**TASK DETAILS**
Please duplicate every line of the data below, copying each one without any change.

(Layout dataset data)
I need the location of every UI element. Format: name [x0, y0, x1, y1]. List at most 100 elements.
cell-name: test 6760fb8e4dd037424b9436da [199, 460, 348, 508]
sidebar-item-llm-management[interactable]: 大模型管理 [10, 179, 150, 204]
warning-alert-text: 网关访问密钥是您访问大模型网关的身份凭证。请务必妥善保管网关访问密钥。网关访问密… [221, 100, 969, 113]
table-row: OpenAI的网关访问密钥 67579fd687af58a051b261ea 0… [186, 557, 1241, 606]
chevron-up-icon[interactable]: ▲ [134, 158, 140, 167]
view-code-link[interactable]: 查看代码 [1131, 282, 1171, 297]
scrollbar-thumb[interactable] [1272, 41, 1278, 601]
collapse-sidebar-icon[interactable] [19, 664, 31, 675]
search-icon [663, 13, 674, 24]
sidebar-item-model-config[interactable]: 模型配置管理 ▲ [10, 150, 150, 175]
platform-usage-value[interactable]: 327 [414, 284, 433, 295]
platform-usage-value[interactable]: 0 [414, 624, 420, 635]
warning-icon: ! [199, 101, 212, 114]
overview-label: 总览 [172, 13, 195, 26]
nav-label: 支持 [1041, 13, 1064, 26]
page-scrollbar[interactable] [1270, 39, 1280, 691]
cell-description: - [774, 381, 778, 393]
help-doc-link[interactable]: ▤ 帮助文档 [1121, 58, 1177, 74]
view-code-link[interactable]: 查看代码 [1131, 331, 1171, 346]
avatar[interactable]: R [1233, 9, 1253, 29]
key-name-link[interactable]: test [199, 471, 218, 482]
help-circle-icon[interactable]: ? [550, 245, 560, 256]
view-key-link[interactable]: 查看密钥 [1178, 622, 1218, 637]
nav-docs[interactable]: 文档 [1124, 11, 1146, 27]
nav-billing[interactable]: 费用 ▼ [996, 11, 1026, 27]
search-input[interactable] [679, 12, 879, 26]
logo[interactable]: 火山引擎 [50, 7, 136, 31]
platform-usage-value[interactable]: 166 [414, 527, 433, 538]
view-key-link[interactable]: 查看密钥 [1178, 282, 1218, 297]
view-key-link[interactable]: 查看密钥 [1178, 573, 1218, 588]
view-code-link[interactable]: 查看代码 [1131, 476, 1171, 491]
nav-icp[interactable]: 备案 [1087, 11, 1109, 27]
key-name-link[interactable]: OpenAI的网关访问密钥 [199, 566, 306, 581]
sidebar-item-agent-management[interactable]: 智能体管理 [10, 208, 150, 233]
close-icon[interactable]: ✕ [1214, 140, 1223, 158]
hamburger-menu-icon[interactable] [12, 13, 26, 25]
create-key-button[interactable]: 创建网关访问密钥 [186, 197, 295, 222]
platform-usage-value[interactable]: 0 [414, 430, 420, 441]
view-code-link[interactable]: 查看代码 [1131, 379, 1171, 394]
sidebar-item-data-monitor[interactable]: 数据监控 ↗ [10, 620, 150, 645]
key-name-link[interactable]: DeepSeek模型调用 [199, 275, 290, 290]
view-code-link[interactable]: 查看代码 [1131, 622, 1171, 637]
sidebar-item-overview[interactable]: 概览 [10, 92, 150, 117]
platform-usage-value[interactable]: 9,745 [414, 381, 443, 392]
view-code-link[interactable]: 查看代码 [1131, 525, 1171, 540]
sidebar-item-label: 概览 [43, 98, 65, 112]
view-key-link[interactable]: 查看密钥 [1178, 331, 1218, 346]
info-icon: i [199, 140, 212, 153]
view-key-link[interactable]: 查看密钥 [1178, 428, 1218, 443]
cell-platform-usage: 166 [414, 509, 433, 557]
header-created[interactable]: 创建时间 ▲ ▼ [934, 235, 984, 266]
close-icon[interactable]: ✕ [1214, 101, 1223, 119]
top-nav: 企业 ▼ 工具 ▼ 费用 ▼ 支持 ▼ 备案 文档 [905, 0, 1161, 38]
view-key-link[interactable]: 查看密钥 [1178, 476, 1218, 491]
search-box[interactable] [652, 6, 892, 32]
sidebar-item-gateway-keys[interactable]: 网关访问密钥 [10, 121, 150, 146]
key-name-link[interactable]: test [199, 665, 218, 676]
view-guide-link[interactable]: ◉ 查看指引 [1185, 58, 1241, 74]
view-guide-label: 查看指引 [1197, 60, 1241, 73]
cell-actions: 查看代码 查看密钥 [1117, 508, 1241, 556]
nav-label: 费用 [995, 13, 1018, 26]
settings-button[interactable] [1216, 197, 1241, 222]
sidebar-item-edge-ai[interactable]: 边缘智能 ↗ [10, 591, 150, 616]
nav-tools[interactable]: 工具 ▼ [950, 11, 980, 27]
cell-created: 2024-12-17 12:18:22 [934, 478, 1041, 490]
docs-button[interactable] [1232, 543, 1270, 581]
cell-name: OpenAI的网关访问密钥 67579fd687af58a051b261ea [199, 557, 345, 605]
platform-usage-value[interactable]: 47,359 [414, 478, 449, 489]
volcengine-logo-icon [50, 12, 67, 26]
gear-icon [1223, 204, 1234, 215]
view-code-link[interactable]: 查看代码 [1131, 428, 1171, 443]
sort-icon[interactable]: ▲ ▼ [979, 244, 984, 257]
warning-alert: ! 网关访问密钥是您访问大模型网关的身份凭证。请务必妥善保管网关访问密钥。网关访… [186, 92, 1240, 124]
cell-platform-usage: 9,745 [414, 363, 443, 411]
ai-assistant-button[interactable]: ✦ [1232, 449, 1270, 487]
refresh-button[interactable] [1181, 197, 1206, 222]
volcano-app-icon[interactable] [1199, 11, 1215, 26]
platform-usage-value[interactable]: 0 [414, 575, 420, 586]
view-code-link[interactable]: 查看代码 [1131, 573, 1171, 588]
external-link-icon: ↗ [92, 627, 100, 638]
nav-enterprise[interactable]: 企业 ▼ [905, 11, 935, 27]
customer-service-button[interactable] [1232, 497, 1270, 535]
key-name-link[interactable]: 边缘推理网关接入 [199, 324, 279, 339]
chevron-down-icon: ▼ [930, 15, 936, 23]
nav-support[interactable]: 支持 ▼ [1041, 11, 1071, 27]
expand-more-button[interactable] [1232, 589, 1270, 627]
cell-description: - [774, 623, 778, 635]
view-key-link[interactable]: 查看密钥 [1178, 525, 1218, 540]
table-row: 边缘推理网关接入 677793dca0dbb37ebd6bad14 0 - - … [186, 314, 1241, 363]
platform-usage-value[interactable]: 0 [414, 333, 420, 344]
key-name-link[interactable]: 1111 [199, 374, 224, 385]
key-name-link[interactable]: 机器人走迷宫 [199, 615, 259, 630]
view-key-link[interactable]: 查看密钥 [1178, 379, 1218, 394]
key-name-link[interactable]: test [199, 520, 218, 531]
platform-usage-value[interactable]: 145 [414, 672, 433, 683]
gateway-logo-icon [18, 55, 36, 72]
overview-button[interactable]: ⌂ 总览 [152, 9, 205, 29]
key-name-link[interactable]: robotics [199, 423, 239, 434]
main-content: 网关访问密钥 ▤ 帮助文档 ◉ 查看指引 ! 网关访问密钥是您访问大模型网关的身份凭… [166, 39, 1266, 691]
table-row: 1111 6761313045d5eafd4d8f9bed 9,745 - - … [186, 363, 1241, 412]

**ANSWER TO THIS TASK**
I need the location of every UI element. Format: name [x0, y0, x1, y1]. List at most 100 elements.
cell-name: test 6760fb8e4dd037424b9436da [199, 460, 348, 508]
sidebar-item-llm-management[interactable]: 大模型管理 [10, 179, 150, 204]
warning-alert-text: 网关访问密钥是您访问大模型网关的身份凭证。请务必妥善保管网关访问密钥。网关访问密… [221, 100, 969, 113]
table-row: OpenAI的网关访问密钥 67579fd687af58a051b261ea 0… [186, 557, 1241, 606]
chevron-up-icon[interactable]: ▲ [134, 158, 140, 167]
view-code-link[interactable]: 查看代码 [1131, 282, 1171, 297]
scrollbar-thumb[interactable] [1272, 41, 1278, 601]
collapse-sidebar-icon[interactable] [19, 664, 31, 675]
search-icon [663, 13, 674, 24]
sidebar-item-model-config[interactable]: 模型配置管理 ▲ [10, 150, 150, 175]
platform-usage-value[interactable]: 327 [414, 284, 433, 295]
platform-usage-value[interactable]: 0 [414, 624, 420, 635]
warning-icon: ! [199, 101, 212, 114]
overview-label: 总览 [172, 13, 195, 26]
nav-label: 支持 [1041, 13, 1064, 26]
page-scrollbar[interactable] [1270, 39, 1280, 691]
cell-description: - [774, 381, 778, 393]
help-doc-link[interactable]: ▤ 帮助文档 [1121, 58, 1177, 74]
view-code-link[interactable]: 查看代码 [1131, 331, 1171, 346]
avatar[interactable]: R [1233, 9, 1253, 29]
key-name-link[interactable]: test [199, 471, 218, 482]
help-circle-icon[interactable]: ? [550, 245, 560, 256]
view-key-link[interactable]: 查看密钥 [1178, 622, 1218, 637]
nav-docs[interactable]: 文档 [1124, 11, 1146, 27]
nav-billing[interactable]: 费用 ▼ [996, 11, 1026, 27]
search-input[interactable] [679, 12, 879, 26]
logo[interactable]: 火山引擎 [50, 7, 136, 31]
platform-usage-value[interactable]: 166 [414, 527, 433, 538]
view-key-link[interactable]: 查看密钥 [1178, 282, 1218, 297]
view-key-link[interactable]: 查看密钥 [1178, 573, 1218, 588]
view-code-link[interactable]: 查看代码 [1131, 476, 1171, 491]
nav-icp[interactable]: 备案 [1087, 11, 1109, 27]
key-name-link[interactable]: OpenAI的网关访问密钥 [199, 566, 306, 581]
sidebar-item-agent-management[interactable]: 智能体管理 [10, 208, 150, 233]
close-icon[interactable]: ✕ [1214, 140, 1223, 158]
hamburger-menu-icon[interactable] [12, 13, 26, 25]
create-key-button[interactable]: 创建网关访问密钥 [186, 197, 295, 222]
platform-usage-value[interactable]: 0 [414, 430, 420, 441]
view-code-link[interactable]: 查看代码 [1131, 379, 1171, 394]
sidebar-item-data-monitor[interactable]: 数据监控 ↗ [10, 620, 150, 645]
key-name-link[interactable]: DeepSeek模型调用 [199, 275, 290, 290]
view-code-link[interactable]: 查看代码 [1131, 622, 1171, 637]
sidebar-item-overview[interactable]: 概览 [10, 92, 150, 117]
platform-usage-value[interactable]: 9,745 [414, 381, 443, 392]
view-code-link[interactable]: 查看代码 [1131, 525, 1171, 540]
sidebar-item-label: 概览 [43, 98, 65, 112]
view-key-link[interactable]: 查看密钥 [1178, 331, 1218, 346]
info-icon: i [199, 140, 212, 153]
view-key-link[interactable]: 查看密钥 [1178, 428, 1218, 443]
cell-platform-usage: 166 [414, 509, 433, 557]
header-created[interactable]: 创建时间 ▲ ▼ [934, 235, 984, 266]
close-icon[interactable]: ✕ [1214, 101, 1223, 119]
top-nav: 企业 ▼ 工具 ▼ 费用 ▼ 支持 ▼ 备案 文档 [905, 0, 1161, 38]
view-key-link[interactable]: 查看密钥 [1178, 476, 1218, 491]
search-box[interactable] [652, 6, 892, 32]
sidebar-item-gateway-keys[interactable]: 网关访问密钥 [10, 121, 150, 146]
key-name-link[interactable]: test [199, 665, 218, 676]
view-guide-link[interactable]: ◉ 查看指引 [1185, 58, 1241, 74]
view-guide-label: 查看指引 [1197, 60, 1241, 73]
cell-actions: 查看代码 查看密钥 [1117, 508, 1241, 556]
nav-label: 费用 [995, 13, 1018, 26]
settings-button[interactable] [1216, 197, 1241, 222]
sidebar-item-edge-ai[interactable]: 边缘智能 ↗ [10, 591, 150, 616]
nav-tools[interactable]: 工具 ▼ [950, 11, 980, 27]
cell-created: 2024-12-17 12:18:22 [934, 478, 1041, 490]
docs-button[interactable] [1232, 543, 1270, 581]
cell-name: OpenAI的网关访问密钥 67579fd687af58a051b261ea [199, 557, 345, 605]
platform-usage-value[interactable]: 47,359 [414, 478, 449, 489]
volcengine-logo-icon [50, 12, 67, 26]
gear-icon [1223, 204, 1234, 215]
view-code-link[interactable]: 查看代码 [1131, 428, 1171, 443]
sort-icon[interactable]: ▲ ▼ [979, 244, 984, 257]
warning-alert: ! 网关访问密钥是您访问大模型网关的身份凭证。请务必妥善保管网关访问密钥。网关访… [186, 92, 1240, 124]
cell-platform-usage: 9,745 [414, 363, 443, 411]
ai-assistant-button[interactable]: ✦ [1232, 449, 1270, 487]
refresh-button[interactable] [1181, 197, 1206, 222]
volcano-app-icon[interactable] [1199, 11, 1215, 26]
platform-usage-value[interactable]: 0 [414, 575, 420, 586]
view-code-link[interactable]: 查看代码 [1131, 573, 1171, 588]
external-link-icon: ↗ [92, 627, 100, 638]
nav-enterprise[interactable]: 企业 ▼ [905, 11, 935, 27]
customer-service-button[interactable] [1232, 497, 1270, 535]
key-name-link[interactable]: 边缘推理网关接入 [199, 324, 279, 339]
chevron-down-icon: ▼ [930, 15, 936, 23]
nav-support[interactable]: 支持 ▼ [1041, 11, 1071, 27]
expand-more-button[interactable] [1232, 589, 1270, 627]
cell-description: - [774, 623, 778, 635]
view-key-link[interactable]: 查看密钥 [1178, 525, 1218, 540]
table-row: 边缘推理网关接入 677793dca0dbb37ebd6bad14 0 - - … [186, 314, 1241, 363]
platform-usage-value[interactable]: 0 [414, 333, 420, 344]
key-name-link[interactable]: 1111 [199, 374, 224, 385]
key-name-link[interactable]: 机器人走迷宫 [199, 615, 259, 630]
view-key-link[interactable]: 查看密钥 [1178, 379, 1218, 394]
key-name-link[interactable]: test [199, 520, 218, 531]
platform-usage-value[interactable]: 145 [414, 672, 433, 683]
gateway-logo-icon [18, 55, 36, 72]
overview-button[interactable]: ⌂ 总览 [152, 9, 205, 29]
key-name-link[interactable]: robotics [199, 423, 239, 434]
main-content: 网关访问密钥 ▤ 帮助文档 ◉ 查看指引 ! 网关访问密钥是您访问大模型网关的身份凭… [166, 39, 1266, 691]
table-row: 1111 6761313045d5eafd4d8f9bed 9,745 - - … [186, 363, 1241, 412]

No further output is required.